Data entries
● ● ● ●
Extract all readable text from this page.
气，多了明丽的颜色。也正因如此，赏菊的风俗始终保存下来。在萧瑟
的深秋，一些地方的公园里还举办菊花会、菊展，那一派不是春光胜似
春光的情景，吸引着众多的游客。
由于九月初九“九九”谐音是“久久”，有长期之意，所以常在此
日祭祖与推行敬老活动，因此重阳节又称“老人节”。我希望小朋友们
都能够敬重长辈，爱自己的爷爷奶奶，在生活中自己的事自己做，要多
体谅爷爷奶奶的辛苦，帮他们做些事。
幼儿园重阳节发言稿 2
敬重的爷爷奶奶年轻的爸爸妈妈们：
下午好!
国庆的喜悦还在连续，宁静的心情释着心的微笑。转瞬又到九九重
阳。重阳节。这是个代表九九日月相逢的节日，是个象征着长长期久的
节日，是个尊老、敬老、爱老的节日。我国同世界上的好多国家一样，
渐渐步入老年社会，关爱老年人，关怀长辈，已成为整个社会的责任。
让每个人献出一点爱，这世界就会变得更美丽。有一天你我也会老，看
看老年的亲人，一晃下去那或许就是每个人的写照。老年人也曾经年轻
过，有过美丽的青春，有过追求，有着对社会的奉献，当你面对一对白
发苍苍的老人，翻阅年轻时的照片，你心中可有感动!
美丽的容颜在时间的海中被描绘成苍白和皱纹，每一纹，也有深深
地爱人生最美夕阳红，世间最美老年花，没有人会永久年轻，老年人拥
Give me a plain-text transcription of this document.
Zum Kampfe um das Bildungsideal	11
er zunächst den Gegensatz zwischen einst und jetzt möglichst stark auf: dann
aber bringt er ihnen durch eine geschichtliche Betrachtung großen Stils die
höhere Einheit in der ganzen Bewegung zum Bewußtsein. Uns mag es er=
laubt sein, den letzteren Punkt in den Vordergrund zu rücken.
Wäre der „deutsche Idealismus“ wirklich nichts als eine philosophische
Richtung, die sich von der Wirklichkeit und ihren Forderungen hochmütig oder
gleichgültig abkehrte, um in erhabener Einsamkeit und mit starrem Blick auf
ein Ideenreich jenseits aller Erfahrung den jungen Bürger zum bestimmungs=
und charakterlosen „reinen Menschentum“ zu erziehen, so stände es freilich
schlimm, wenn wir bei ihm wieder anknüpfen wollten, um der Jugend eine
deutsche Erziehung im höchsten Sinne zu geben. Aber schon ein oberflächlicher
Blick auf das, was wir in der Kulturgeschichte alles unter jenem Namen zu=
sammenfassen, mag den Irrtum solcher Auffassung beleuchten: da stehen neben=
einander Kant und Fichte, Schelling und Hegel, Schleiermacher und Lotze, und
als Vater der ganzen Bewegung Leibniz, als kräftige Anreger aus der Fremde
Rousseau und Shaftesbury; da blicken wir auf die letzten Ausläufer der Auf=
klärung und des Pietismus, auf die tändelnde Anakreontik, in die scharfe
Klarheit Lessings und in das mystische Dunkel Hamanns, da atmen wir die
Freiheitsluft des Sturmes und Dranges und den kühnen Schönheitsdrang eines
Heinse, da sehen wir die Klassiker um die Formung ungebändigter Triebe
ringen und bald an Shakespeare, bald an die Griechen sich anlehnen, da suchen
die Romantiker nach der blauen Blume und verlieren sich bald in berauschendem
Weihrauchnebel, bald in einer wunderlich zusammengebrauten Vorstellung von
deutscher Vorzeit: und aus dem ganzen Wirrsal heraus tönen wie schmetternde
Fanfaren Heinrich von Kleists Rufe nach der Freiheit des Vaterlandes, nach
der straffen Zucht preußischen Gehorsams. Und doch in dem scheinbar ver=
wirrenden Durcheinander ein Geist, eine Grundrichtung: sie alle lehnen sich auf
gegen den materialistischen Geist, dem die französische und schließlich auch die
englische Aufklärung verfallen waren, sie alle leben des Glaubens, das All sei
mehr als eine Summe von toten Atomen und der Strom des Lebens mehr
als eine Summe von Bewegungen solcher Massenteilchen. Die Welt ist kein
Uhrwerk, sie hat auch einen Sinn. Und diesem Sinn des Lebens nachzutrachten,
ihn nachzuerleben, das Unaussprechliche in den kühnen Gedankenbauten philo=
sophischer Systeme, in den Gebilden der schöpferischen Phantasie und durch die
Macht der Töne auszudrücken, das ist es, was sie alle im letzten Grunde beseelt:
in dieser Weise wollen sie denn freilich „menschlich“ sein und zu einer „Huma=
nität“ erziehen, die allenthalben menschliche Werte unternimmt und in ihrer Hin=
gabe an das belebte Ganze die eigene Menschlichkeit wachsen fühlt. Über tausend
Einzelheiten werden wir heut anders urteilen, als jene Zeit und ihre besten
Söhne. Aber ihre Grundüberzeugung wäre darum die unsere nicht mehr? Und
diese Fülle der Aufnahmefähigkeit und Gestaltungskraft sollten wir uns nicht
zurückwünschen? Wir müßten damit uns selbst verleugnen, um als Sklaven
● ● ● ●
__What is asked__
For the data above, state only how many lines include the word "Summe".

__Written solution__
2